__Text provided__
──────
There are two strategies that have been used to do this that you can find in 
the literature, both of which are by members who frequent this list (myself and 
Anatoly Frenkel).

I have published articles outlining a strategy where you assume the shape of 
the particles. Most often in my case that has been spheres, but it could be 
plates or hemispheres or whatever. Then you derive how the coordination number 
depends on dimensions for that shape (as I said, I an others have done that for 
spheres), and make those dimensions free parameters in an Ifeffit (e.g. 
Artemis) fit.

Anatoly has published articles outlining a strategy where you treat the 
coordination numbers themselves as free parameters, and then check for 
consistency with various shapes.
──────
__Set task A__
In the passage on particle-shape fitting strategies, what shape has the writer most often assumed for the particles?
__Set task B__
Edit the passage on particle-shape fitting strategies by rewriting everything from "There are two" down to "with various shapes." with "free parameters" changed to "adjustable parameters".
The records aren't required for anything here.

Records held in a dataset
──────
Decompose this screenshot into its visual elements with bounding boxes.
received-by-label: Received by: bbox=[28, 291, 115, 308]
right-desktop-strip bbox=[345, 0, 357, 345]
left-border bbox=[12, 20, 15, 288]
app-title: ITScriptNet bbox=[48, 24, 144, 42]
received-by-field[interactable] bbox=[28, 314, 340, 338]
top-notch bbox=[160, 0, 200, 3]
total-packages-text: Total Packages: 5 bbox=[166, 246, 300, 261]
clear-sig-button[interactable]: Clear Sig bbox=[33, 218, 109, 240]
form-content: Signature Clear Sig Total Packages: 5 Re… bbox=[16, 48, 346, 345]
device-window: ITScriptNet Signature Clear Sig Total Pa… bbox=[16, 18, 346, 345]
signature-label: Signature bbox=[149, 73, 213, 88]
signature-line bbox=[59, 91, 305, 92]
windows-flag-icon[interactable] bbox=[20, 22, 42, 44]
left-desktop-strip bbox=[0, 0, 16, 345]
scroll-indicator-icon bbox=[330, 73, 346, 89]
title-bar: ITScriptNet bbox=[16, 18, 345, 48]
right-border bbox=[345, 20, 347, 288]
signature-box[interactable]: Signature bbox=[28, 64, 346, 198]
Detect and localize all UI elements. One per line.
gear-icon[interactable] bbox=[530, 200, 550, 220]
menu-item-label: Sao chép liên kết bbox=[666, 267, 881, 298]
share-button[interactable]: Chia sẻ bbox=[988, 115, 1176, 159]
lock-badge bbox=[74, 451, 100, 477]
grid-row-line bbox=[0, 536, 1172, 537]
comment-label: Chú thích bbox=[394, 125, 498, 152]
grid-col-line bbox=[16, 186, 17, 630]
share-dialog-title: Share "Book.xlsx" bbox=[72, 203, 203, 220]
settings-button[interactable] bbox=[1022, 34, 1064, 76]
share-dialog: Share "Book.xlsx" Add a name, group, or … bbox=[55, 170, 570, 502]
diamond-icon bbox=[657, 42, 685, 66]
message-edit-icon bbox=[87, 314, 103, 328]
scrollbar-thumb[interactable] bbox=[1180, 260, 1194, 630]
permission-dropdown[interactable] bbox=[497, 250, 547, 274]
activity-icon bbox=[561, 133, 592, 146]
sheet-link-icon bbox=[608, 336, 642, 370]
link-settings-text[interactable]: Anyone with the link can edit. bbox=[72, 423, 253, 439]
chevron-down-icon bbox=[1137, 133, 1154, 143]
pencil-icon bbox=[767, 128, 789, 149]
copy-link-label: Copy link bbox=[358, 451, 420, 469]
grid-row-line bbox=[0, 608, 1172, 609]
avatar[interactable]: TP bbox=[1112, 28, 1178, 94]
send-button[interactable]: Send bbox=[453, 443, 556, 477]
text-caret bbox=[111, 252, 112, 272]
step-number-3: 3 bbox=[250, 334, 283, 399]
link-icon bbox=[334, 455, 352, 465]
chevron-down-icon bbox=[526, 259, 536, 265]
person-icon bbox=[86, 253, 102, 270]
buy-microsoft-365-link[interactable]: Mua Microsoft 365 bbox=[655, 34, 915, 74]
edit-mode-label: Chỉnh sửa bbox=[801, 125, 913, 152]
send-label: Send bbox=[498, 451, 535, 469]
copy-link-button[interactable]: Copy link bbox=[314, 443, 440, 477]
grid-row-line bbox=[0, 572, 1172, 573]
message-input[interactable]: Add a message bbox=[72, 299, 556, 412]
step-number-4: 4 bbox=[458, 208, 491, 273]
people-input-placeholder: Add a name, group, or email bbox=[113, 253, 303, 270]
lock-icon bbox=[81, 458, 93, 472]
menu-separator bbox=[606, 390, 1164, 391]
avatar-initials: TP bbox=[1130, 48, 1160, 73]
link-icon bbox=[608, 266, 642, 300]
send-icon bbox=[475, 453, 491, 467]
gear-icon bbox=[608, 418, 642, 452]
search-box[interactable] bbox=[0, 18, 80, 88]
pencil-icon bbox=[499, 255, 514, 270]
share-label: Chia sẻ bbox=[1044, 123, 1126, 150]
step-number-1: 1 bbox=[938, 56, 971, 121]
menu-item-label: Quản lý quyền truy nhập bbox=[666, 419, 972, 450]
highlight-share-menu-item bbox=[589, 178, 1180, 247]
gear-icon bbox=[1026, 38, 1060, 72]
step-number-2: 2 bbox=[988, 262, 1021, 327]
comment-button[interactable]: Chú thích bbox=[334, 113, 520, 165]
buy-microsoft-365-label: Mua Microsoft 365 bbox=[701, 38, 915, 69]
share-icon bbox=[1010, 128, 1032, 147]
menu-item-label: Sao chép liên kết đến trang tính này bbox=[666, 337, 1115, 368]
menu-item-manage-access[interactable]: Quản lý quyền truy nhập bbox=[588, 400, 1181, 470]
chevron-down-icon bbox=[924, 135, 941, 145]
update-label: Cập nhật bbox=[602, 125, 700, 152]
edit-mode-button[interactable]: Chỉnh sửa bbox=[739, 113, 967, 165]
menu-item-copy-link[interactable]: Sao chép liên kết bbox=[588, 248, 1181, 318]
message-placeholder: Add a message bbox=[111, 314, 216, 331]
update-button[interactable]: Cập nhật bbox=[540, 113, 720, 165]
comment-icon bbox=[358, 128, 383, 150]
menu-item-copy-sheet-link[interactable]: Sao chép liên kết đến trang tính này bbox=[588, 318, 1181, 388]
──────
__Exercise output A__
Spheres.

__Exercise output B__
There are two strategies that have been used to do this that you can find in 
the literature, both of which are by members who frequent this list (myself and 
Anatoly Frenkel).

I have published articles outlining a strategy where you assume the shape of 
the particles. Most often in my case that has been spheres, but it could be 
plates or hemispheres or whatever. Then you derive how the coordination number 
depends on dimensions for that shape (as I said, I an others have done that for 
spheres), and make those dimensions adjustable parameters in an Ifeffit (e.g. 
Artemis) fit.

Anatoly has published articles outlining a strategy where you treat the 
coordination numbers themselves as adjustable parameters, and then check for 
consistency with various shapes.